Short exercise: Say how many lines in the data below contain the word "Enter", and give no other text.

Collected data entries
···
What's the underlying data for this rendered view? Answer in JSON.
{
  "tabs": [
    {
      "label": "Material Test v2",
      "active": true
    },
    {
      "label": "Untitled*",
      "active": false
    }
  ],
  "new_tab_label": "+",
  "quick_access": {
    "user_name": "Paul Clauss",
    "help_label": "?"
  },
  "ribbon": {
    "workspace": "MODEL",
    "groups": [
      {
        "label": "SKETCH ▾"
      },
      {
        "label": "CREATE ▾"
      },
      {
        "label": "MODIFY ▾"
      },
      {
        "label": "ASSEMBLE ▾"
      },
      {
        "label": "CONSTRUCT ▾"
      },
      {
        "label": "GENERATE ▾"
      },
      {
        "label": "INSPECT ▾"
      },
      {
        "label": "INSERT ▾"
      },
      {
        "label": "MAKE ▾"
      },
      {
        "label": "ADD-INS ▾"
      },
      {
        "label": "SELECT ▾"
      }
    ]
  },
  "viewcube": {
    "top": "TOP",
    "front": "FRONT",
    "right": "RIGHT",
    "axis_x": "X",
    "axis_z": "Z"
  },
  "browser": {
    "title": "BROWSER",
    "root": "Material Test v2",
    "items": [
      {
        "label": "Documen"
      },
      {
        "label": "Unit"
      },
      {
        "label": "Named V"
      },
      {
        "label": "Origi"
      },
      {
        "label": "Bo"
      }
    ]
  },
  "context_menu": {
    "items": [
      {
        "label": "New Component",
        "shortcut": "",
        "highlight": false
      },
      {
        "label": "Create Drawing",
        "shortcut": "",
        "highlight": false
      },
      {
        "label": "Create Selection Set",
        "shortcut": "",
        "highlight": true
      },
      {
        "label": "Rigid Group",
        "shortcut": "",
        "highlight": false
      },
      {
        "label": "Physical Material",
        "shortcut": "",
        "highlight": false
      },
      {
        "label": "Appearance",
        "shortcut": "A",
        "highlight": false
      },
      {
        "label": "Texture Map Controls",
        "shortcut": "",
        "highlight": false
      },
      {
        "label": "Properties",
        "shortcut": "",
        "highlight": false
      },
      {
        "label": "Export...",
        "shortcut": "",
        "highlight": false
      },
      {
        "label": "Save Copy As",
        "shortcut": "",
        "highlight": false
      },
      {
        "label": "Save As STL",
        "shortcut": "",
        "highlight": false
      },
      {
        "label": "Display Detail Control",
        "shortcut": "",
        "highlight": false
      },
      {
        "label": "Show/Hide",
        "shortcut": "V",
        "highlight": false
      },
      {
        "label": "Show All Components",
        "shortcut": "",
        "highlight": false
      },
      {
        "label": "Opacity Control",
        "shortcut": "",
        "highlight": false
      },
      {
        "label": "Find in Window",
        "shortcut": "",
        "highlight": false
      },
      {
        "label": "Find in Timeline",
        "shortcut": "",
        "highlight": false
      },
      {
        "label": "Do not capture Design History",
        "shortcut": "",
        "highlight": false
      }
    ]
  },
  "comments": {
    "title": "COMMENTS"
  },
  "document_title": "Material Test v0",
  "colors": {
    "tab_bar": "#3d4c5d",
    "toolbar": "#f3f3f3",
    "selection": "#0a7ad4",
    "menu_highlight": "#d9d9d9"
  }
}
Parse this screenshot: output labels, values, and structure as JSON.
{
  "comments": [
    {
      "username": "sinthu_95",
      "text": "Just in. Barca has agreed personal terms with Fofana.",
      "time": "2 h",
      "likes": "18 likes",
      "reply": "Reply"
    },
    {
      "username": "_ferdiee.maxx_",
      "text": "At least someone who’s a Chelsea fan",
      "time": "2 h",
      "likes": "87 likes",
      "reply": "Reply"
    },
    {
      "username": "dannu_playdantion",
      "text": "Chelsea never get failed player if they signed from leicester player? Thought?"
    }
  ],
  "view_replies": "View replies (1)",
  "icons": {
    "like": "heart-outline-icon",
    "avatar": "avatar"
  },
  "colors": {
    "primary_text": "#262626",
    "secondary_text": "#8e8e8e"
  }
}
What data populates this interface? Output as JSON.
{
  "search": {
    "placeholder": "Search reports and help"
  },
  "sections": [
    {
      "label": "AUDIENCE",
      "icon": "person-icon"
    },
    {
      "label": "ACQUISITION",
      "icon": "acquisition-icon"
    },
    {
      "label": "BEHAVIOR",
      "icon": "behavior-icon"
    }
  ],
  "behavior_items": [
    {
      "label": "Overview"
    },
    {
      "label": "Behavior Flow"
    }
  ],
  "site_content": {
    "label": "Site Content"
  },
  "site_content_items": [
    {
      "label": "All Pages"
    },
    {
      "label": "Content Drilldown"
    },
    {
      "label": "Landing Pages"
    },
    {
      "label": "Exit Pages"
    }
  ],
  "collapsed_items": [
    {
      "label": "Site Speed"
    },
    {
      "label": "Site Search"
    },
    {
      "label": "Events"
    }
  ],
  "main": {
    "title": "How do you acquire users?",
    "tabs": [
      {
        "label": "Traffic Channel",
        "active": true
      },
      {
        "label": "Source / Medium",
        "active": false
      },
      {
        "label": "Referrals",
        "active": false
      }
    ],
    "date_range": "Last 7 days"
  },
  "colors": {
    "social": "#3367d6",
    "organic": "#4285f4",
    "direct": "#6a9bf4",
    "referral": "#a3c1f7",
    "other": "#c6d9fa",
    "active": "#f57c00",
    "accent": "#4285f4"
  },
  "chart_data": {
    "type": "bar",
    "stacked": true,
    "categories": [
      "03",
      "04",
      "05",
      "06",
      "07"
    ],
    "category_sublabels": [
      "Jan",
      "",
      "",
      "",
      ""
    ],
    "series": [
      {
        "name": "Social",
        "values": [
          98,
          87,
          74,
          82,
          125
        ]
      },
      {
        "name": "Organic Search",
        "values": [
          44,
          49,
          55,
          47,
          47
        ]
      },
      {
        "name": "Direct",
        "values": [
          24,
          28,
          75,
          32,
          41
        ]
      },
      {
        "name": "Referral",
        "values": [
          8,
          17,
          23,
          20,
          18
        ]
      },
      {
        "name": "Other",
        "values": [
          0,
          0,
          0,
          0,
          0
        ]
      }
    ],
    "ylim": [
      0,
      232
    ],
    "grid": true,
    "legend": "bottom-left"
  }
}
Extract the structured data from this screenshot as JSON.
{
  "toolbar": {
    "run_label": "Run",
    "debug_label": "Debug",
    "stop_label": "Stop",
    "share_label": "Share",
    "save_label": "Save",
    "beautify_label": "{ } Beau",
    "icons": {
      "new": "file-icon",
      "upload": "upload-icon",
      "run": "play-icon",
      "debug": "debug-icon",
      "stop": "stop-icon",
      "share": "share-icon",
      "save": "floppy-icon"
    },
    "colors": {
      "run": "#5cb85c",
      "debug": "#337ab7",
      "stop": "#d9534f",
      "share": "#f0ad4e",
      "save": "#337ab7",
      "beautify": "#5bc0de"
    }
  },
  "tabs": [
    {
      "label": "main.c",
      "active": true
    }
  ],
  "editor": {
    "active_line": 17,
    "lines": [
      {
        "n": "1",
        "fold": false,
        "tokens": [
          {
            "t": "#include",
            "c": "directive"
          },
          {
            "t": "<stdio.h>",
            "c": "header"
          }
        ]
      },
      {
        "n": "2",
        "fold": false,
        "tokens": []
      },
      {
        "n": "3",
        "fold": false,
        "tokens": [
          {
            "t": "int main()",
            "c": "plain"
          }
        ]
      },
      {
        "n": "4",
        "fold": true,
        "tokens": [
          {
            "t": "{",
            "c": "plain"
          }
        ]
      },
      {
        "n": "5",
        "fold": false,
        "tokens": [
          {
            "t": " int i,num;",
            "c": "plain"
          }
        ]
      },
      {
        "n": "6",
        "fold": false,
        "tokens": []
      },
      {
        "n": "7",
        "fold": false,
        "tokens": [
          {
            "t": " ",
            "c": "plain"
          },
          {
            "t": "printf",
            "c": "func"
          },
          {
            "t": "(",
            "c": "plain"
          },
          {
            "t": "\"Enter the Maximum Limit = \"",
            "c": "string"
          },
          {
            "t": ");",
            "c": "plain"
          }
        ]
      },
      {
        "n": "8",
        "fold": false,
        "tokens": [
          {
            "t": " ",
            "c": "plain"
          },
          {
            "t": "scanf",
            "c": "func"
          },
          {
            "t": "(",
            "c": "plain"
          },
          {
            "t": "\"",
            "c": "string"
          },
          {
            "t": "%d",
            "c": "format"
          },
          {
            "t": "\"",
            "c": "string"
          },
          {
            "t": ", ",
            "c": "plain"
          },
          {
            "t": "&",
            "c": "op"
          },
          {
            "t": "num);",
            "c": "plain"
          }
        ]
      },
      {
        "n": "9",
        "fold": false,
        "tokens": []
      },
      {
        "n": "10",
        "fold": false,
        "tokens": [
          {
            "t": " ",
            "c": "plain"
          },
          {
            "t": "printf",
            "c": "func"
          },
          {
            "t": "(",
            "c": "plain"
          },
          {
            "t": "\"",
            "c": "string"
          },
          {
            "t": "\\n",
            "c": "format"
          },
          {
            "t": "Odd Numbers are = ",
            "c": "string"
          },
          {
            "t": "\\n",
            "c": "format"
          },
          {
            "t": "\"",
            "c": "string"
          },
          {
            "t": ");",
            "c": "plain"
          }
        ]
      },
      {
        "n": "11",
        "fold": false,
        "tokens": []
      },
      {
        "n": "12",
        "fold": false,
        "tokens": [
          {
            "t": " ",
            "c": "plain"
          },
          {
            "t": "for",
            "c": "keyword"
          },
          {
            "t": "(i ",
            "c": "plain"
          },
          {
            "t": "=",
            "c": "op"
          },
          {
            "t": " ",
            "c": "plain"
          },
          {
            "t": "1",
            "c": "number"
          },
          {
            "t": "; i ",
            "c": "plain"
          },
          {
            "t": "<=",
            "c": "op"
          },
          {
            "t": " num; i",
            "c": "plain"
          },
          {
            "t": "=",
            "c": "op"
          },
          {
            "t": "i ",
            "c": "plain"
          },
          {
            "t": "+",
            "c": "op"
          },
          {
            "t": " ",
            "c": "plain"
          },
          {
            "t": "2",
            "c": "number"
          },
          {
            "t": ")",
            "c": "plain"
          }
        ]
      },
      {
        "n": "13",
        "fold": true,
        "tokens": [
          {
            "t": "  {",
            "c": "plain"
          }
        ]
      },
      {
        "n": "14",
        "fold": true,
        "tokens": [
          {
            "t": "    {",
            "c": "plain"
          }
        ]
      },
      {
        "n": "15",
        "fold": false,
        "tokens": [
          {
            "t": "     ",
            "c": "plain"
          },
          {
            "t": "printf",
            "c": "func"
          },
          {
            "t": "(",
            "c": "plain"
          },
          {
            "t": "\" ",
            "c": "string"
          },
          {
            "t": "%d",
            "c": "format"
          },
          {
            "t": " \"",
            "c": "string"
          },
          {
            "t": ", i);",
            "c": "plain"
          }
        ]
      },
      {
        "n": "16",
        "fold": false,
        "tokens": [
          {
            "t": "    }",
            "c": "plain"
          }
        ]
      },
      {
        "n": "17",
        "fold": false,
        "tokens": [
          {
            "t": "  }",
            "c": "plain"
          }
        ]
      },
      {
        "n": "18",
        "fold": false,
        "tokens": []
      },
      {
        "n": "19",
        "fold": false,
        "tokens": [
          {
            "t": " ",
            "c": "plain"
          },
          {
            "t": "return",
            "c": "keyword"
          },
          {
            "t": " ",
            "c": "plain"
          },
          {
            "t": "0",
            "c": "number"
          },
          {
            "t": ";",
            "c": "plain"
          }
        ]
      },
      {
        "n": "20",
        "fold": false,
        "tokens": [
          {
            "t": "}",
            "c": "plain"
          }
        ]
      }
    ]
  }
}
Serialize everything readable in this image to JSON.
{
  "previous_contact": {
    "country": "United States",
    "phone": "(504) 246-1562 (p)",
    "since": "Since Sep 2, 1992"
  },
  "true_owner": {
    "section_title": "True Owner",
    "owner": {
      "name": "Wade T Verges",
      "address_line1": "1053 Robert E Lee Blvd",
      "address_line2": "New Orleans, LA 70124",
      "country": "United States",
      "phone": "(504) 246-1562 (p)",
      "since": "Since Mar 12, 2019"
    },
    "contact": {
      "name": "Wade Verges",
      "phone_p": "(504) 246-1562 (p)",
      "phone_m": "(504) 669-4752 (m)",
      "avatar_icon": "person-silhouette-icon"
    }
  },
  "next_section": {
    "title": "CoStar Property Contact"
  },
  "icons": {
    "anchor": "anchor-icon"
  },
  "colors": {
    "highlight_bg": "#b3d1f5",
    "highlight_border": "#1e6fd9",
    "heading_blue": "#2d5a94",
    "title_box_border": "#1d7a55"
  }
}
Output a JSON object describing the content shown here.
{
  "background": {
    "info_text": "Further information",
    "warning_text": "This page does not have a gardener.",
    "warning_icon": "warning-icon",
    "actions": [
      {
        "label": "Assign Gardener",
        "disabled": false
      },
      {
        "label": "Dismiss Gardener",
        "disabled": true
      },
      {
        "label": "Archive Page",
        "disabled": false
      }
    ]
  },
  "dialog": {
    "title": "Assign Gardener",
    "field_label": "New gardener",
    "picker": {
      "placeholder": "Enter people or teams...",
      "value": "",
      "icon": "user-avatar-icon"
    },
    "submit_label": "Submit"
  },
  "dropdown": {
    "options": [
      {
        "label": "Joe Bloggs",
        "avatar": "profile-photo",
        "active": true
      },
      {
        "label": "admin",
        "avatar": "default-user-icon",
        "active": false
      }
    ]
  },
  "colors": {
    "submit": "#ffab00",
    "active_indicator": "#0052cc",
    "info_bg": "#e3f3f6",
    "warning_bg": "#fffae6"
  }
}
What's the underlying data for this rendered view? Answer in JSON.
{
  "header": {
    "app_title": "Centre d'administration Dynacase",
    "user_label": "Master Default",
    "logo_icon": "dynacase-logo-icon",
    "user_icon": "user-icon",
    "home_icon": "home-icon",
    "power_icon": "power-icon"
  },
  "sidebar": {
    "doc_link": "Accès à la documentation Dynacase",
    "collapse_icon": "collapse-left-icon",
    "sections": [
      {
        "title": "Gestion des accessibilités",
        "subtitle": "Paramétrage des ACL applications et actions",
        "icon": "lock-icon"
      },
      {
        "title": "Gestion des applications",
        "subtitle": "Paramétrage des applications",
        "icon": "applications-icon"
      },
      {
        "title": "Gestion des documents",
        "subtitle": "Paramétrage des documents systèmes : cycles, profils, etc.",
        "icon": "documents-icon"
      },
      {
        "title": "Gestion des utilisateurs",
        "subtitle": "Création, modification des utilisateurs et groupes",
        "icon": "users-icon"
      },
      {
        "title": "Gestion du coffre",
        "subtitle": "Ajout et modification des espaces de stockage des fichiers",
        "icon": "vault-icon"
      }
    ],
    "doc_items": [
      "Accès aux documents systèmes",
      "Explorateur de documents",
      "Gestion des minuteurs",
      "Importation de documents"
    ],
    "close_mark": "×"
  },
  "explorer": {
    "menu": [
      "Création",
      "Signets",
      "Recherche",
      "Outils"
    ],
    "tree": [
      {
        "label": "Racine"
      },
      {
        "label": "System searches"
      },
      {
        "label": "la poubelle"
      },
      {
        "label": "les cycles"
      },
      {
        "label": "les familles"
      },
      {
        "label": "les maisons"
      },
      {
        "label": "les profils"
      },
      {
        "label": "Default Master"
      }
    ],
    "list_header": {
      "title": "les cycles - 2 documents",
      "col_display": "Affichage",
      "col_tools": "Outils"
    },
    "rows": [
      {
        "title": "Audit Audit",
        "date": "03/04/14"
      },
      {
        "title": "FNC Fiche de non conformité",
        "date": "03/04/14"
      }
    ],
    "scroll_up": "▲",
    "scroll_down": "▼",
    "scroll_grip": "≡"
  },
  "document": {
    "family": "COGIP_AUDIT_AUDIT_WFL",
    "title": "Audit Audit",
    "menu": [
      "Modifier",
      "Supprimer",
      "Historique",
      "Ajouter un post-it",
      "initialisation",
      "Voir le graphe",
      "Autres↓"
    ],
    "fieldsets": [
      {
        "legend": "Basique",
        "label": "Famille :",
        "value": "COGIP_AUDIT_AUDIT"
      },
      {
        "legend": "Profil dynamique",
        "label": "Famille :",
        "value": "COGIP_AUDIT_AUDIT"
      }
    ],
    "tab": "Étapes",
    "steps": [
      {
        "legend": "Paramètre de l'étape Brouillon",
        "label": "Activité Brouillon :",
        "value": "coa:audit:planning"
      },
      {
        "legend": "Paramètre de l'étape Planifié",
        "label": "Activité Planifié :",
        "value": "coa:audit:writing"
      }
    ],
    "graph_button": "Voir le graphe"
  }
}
···
Result for this task: 2